**What to work on**
Each entry here needs to be set down again exactly, please; pictures are left out.

........

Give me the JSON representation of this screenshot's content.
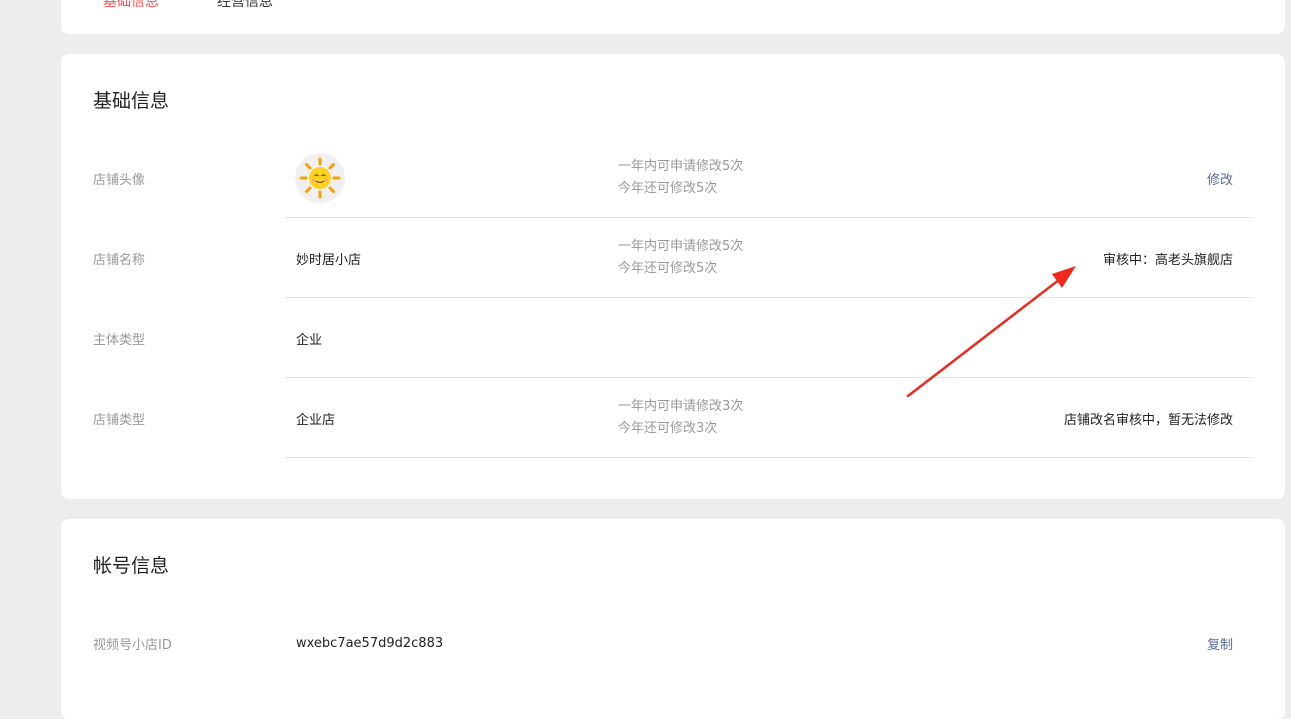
{
  "tabs": [
    {
      "label": "基础信息",
      "active": true
    },
    {
      "label": "经营信息",
      "active": false
    }
  ],
  "basic_section": {
    "title": "基础信息",
    "rows": [
      {
        "label": "店铺头像",
        "value": "",
        "note_line1": "一年内可申请修改5次",
        "note_line2": "今年还可修改5次",
        "action": "修改"
      },
      {
        "label": "店铺名称",
        "value": "妙时居小店",
        "note_line1": "一年内可申请修改5次",
        "note_line2": "今年还可修改5次",
        "action": "审核中：高老头旗舰店"
      },
      {
        "label": "主体类型",
        "value": "企业"
      },
      {
        "label": "店铺类型",
        "value": "企业店",
        "note_line1": "一年内可申请修改3次",
        "note_line2": "今年还可修改3次",
        "action": "店铺改名审核中，暂无法修改"
      }
    ]
  },
  "account_section": {
    "title": "帐号信息",
    "rows": [
      {
        "label": "视频号小店ID",
        "value": "wxebc7ae57d9d2c883",
        "action": "复制"
      }
    ]
  },
  "colors": {
    "accent_tab": "#fa5151",
    "link": "#576b95",
    "annotation_arrow": "#ee2a1f"
  },
  "icons": {
    "avatar": "sun-cartoon-icon"
  }
}
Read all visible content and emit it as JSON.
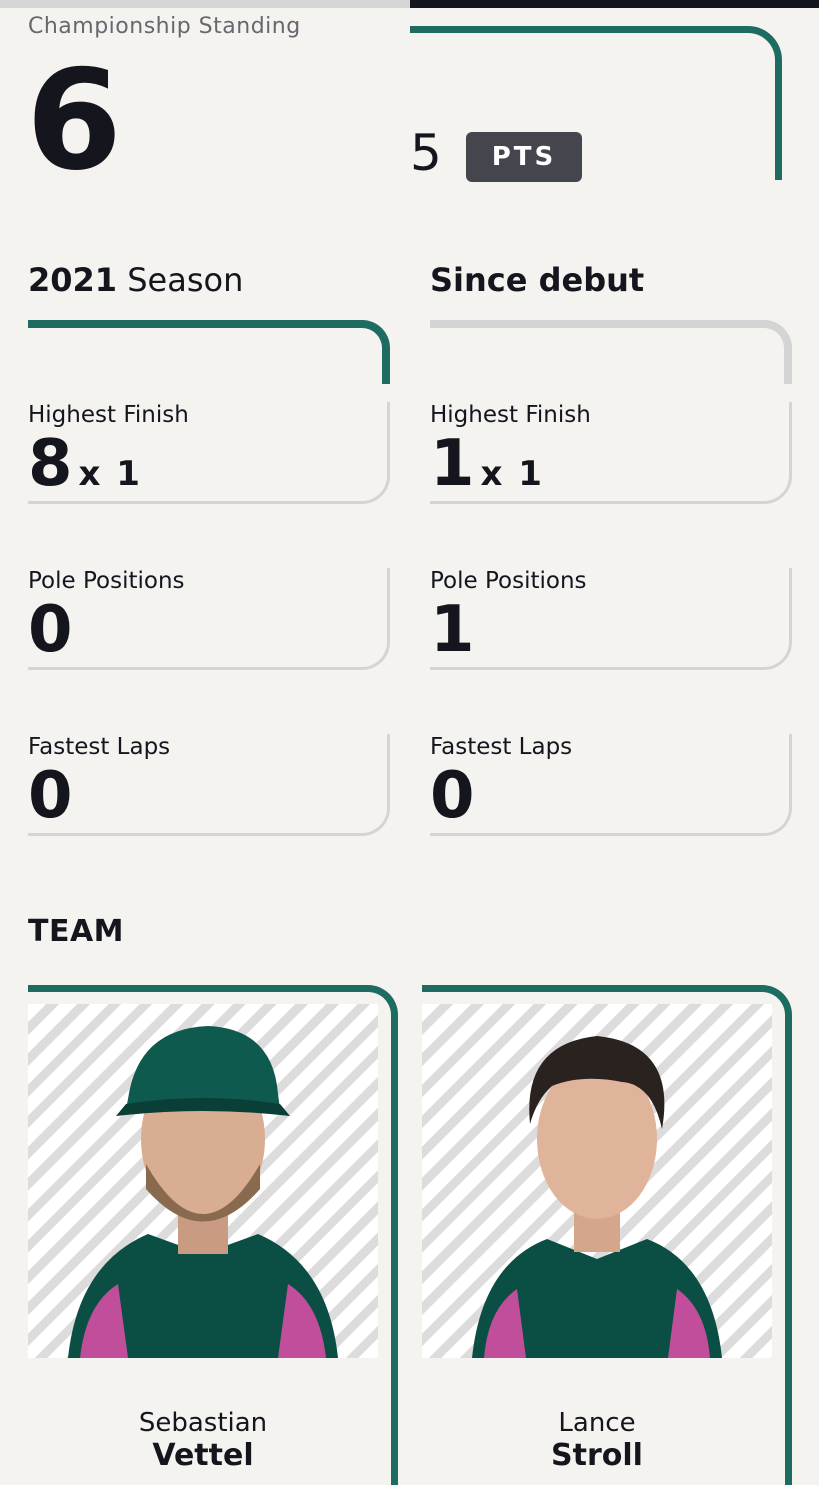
{
  "championship": {
    "label": "Championship Standing",
    "position": "6",
    "points": "5",
    "points_unit": "PTS"
  },
  "season": {
    "year": "2021",
    "label": "Season",
    "stats": [
      {
        "label": "Highest Finish",
        "value": "8",
        "multiplier": "x 1"
      },
      {
        "label": "Pole Positions",
        "value": "0",
        "multiplier": ""
      },
      {
        "label": "Fastest Laps",
        "value": "0",
        "multiplier": ""
      }
    ]
  },
  "career": {
    "title": "Since debut",
    "stats": [
      {
        "label": "Highest Finish",
        "value": "1",
        "multiplier": "x 1"
      },
      {
        "label": "Pole Positions",
        "value": "1",
        "multiplier": ""
      },
      {
        "label": "Fastest Laps",
        "value": "0",
        "multiplier": ""
      }
    ]
  },
  "team": {
    "title": "TEAM",
    "drivers": [
      {
        "first_name": "Sebastian",
        "last_name": "Vettel"
      },
      {
        "first_name": "Lance",
        "last_name": "Stroll"
      }
    ]
  },
  "colors": {
    "accent": "#1e6b62",
    "text": "#15151e",
    "badge": "#45454d",
    "background": "#f4f3f0"
  }
}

........

**Task output**
Give me the JSON representation of this screenshot's content.
{
  "tabs": [
    {
      "label": "基础信息",
      "active": true
    },
    {
      "label": "经营信息",
      "active": false
    }
  ],
  "basic_section": {
    "title": "基础信息",
    "rows": [
      {
        "label": "店铺头像",
        "value": "",
        "note_line1": "一年内可申请修改5次",
        "note_line2": "今年还可修改5次",
        "action": "修改"
      },
      {
        "label": "店铺名称",
        "value": "妙时居小店",
        "note_line1": "一年内可申请修改5次",
        "note_line2": "今年还可修改5次",
        "action": "审核中：高老头旗舰店"
      },
      {
        "label": "主体类型",
        "value": "企业"
      },
      {
        "label": "店铺类型",
        "value": "企业店",
        "note_line1": "一年内可申请修改3次",
        "note_line2": "今年还可修改3次",
        "action": "店铺改名审核中，暂无法修改"
      }
    ]
  },
  "account_section": {
    "title": "帐号信息",
    "rows": [
      {
        "label": "视频号小店ID",
        "value": "wxebc7ae57d9d2c883",
        "action": "复制"
      }
    ]
  },
  "colors": {
    "accent_tab": "#fa5151",
    "link": "#576b95",
    "annotation_arrow": "#ee2a1f"
  },
  "icons": {
    "avatar": "sun-cartoon-icon"
  }
}
Read all visible content and emit it as JSON.
{
  "championship": {
    "label": "Championship Standing",
    "position": "6",
    "points": "5",
    "points_unit": "PTS"
  },
  "season": {
    "year": "2021",
    "label": "Season",
    "stats": [
      {
        "label": "Highest Finish",
        "value": "8",
        "multiplier": "x 1"
      },
      {
        "label": "Pole Positions",
        "value": "0",
        "multiplier": ""
      },
      {
        "label": "Fastest Laps",
        "value": "0",
        "multiplier": ""
      }
    ]
  },
  "career": {
    "title": "Since debut",
    "stats": [
      {
        "label": "Highest Finish",
        "value": "1",
        "multiplier": "x 1"
      },
      {
        "label": "Pole Positions",
        "value": "1",
        "multiplier": ""
      },
      {
        "label": "Fastest Laps",
        "value": "0",
        "multiplier": ""
      }
    ]
  },
  "team": {
    "title": "TEAM",
    "drivers": [
      {
        "first_name": "Sebastian",
        "last_name": "Vettel"
      },
      {
        "first_name": "Lance",
        "last_name": "Stroll"
      }
    ]
  },
  "colors": {
    "accent": "#1e6b62",
    "text": "#15151e",
    "badge": "#45454d",
    "background": "#f4f3f0"
  }
}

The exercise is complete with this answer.